TASK DIRECTIONS: From the listing below, return each line that includes "distribution".

"""

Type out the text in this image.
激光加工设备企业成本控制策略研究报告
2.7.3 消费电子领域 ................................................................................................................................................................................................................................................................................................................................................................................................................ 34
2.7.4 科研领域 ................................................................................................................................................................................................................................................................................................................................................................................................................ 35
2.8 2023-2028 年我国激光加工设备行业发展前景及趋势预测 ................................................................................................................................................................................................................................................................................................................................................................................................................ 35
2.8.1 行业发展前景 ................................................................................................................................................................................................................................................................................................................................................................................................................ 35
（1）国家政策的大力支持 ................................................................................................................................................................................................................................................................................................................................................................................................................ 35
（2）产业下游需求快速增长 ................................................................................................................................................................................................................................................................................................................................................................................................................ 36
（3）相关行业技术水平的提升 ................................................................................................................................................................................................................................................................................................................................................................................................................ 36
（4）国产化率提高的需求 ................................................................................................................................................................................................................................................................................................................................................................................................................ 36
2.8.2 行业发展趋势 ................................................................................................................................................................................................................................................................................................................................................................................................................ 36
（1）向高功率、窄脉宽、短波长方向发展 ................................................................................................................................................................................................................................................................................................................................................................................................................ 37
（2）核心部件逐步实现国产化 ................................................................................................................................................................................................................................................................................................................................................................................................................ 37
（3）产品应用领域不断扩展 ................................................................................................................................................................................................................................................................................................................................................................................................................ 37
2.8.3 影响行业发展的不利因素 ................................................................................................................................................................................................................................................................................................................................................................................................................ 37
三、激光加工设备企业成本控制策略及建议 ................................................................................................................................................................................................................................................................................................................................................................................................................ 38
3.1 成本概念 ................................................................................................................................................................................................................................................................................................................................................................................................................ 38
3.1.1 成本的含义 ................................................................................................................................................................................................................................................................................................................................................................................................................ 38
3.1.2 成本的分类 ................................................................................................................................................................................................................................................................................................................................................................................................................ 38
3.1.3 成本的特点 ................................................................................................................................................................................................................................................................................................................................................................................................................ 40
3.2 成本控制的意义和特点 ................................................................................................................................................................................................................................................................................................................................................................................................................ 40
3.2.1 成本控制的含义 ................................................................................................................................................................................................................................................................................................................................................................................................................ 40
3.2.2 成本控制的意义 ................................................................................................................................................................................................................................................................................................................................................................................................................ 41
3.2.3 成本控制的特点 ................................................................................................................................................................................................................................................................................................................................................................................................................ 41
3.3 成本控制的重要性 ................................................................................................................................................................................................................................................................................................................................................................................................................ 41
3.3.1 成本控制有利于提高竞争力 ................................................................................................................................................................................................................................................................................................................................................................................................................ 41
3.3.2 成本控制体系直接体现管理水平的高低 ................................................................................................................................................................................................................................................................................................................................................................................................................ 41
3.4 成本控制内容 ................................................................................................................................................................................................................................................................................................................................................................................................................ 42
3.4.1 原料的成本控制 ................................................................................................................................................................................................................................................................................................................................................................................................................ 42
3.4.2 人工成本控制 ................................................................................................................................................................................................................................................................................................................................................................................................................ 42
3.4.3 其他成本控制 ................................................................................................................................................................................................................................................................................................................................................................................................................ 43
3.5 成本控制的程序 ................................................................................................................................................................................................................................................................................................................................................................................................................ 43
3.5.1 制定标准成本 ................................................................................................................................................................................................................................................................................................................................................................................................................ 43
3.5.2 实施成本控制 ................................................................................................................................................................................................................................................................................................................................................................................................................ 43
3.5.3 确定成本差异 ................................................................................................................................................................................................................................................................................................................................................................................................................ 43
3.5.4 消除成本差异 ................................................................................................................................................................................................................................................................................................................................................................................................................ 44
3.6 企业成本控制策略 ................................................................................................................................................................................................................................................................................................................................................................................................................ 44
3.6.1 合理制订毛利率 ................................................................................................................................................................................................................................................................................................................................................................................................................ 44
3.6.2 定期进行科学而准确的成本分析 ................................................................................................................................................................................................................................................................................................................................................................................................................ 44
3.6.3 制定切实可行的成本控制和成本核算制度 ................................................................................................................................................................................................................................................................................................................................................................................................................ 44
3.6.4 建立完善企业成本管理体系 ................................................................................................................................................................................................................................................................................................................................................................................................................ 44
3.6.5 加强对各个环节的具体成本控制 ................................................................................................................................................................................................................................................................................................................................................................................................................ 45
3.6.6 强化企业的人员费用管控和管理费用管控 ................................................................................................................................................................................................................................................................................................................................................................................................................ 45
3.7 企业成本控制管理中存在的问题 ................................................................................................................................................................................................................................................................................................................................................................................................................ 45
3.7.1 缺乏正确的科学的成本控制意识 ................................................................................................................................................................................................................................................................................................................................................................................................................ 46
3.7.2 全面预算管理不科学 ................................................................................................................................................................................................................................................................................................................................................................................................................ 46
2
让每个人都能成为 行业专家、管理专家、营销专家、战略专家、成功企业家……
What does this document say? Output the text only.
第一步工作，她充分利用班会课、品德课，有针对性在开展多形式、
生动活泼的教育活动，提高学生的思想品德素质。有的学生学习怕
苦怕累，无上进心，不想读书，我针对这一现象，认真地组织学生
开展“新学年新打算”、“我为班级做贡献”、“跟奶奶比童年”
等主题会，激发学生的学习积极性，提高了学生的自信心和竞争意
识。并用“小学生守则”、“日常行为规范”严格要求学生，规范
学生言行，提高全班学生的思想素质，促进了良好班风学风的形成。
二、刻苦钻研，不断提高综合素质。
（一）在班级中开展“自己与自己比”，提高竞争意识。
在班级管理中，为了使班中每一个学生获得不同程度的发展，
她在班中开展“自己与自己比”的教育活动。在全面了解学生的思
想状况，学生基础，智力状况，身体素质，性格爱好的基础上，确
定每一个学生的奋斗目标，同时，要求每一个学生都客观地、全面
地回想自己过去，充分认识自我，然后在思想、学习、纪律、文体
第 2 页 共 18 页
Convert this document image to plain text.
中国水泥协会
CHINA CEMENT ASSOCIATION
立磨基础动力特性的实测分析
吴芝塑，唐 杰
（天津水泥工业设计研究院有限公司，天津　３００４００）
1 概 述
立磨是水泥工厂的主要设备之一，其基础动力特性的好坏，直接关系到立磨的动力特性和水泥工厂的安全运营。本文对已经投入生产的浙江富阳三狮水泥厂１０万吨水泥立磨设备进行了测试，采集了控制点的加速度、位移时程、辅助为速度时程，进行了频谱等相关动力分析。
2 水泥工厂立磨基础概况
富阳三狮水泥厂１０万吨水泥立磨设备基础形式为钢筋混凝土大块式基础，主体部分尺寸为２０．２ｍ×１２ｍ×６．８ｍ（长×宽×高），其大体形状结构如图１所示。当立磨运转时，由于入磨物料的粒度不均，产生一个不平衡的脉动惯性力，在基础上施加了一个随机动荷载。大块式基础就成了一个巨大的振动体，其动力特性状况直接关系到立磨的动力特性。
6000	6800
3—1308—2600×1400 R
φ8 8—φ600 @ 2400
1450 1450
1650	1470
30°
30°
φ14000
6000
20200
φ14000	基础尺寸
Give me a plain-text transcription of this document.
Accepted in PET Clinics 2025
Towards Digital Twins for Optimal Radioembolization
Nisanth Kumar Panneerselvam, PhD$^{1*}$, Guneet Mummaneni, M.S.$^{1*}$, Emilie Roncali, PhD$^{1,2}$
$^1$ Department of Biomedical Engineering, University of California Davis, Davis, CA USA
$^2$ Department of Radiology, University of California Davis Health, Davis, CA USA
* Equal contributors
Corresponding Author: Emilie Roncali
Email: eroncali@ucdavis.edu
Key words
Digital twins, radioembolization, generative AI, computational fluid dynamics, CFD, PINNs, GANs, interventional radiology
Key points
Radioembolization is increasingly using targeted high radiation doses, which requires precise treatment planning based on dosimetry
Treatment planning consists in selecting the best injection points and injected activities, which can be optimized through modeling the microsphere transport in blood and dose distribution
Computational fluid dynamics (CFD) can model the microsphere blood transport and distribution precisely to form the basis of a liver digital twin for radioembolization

"""

THE RESULT:
Treatment planning consists in selecting the best injection points and injected activities, which can be optimized through modeling the microsphere transport in blood and dose distribution
Computational fluid dynamics (CFD) can model the microsphere blood transport and distribution precisely to form the basis of a liver digital twin for radioembolization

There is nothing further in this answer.